- _AIM_: Return each line containing "source".

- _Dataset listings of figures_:
>> start

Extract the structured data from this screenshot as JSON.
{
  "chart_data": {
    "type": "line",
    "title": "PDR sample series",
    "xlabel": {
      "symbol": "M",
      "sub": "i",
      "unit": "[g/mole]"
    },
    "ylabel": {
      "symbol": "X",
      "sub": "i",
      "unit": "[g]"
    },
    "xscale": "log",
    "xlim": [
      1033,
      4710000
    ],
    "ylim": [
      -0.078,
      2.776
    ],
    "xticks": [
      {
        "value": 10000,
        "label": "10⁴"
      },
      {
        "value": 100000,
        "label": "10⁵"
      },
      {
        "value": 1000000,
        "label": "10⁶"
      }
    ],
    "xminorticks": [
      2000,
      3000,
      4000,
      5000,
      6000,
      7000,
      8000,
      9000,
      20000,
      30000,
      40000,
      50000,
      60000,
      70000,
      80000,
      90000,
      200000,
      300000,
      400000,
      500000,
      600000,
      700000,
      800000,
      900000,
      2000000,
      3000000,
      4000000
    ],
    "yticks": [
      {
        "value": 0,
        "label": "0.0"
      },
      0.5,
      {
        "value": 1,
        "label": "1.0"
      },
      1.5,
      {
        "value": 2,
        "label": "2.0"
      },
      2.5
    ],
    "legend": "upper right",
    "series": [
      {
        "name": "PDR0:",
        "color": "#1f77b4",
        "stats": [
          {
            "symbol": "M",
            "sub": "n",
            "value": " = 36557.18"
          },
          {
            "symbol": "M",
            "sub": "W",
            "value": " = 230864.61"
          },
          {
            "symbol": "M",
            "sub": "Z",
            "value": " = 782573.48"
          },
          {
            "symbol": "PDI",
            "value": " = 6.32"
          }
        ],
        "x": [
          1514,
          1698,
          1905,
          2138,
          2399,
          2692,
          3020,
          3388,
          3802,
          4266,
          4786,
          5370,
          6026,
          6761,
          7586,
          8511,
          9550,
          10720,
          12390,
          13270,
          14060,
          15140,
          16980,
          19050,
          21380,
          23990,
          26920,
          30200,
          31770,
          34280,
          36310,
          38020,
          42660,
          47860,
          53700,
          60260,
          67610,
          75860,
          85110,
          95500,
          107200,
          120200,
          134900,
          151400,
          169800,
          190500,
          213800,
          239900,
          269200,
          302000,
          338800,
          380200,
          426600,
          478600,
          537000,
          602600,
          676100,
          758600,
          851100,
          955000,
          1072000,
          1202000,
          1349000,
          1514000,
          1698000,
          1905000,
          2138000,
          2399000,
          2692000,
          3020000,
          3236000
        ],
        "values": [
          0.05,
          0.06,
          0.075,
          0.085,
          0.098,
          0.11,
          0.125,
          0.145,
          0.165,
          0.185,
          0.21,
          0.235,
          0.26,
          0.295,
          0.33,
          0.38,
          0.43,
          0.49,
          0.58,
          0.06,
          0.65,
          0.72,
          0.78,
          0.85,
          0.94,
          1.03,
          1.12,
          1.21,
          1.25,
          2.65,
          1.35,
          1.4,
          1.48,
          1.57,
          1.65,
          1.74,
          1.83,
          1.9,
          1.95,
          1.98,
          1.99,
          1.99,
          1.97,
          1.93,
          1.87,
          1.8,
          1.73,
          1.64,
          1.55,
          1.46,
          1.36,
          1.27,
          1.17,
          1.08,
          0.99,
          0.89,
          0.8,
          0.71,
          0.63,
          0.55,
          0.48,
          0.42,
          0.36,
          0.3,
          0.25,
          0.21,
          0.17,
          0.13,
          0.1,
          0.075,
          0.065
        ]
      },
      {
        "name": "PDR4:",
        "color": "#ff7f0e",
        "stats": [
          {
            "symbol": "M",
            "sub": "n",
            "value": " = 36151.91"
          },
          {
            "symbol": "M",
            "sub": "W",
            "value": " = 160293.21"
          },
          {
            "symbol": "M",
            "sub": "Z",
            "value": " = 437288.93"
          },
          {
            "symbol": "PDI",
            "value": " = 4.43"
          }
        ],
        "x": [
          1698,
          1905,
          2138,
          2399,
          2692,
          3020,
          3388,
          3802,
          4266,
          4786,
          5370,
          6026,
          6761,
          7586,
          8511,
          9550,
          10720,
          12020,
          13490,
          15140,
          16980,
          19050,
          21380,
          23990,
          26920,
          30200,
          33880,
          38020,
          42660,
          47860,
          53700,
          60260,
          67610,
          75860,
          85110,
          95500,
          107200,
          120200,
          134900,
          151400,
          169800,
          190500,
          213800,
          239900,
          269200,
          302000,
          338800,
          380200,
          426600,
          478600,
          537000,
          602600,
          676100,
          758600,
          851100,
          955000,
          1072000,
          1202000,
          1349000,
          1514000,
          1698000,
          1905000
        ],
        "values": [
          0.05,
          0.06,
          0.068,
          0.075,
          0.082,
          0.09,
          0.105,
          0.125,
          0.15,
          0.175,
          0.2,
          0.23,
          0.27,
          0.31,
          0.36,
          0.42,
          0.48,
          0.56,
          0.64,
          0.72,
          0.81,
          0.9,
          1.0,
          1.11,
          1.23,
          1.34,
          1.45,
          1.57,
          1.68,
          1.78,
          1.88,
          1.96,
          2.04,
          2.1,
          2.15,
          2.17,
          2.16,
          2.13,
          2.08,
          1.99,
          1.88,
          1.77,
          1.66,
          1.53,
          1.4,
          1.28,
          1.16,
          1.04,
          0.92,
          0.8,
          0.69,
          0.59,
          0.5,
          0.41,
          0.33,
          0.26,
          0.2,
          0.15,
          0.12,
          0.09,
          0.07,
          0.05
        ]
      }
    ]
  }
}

>> end
>> start

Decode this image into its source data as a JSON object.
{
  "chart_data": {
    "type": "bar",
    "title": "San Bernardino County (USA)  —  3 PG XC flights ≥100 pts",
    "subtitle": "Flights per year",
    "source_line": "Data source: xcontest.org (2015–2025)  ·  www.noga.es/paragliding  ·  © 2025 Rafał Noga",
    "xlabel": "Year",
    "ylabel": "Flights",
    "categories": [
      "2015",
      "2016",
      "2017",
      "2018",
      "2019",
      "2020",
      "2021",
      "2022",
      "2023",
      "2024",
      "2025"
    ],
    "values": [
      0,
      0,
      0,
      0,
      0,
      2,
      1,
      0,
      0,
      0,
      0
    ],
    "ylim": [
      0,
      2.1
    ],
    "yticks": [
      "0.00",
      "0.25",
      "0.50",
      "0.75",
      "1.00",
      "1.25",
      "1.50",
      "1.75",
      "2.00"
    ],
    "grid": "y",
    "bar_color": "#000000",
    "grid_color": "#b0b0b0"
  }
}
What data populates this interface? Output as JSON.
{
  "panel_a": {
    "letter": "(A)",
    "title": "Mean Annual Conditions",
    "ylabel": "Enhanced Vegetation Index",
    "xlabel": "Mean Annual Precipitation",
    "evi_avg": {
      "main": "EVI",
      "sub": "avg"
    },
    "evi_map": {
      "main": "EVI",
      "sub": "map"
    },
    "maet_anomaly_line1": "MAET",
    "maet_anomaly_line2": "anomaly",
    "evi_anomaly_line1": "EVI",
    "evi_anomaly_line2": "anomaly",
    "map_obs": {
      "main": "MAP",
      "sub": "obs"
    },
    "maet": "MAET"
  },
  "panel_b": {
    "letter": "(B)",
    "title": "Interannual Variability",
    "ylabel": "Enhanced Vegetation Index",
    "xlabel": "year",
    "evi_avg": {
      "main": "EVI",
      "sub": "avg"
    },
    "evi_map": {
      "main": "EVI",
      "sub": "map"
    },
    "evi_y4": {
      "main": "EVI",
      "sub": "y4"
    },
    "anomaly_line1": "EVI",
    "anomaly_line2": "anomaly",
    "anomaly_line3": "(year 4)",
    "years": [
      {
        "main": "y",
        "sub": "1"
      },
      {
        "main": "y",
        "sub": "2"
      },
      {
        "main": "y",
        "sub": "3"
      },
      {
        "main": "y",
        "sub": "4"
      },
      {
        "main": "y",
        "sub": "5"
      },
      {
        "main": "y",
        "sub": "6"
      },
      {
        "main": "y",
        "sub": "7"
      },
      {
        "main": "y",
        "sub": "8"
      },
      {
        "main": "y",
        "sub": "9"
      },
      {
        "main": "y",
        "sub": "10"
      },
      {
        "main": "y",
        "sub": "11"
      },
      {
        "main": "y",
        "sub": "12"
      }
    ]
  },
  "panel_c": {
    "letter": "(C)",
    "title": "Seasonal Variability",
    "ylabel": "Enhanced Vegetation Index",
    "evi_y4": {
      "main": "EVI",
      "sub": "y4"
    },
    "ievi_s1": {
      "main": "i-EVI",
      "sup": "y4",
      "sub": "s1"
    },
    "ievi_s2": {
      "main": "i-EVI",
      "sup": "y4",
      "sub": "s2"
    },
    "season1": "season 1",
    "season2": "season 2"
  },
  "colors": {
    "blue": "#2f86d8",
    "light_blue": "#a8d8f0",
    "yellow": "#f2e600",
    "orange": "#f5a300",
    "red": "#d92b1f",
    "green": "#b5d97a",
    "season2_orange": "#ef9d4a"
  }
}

>> end

- _ANSWER TO THIS EXERCISE_:
Decode this image into its source data as a JSON object.
    "source_line": "Data source: xcontest.org (2015–2025)  ·  www.noga.es/paragliding  ·  © 2025 Rafał Noga",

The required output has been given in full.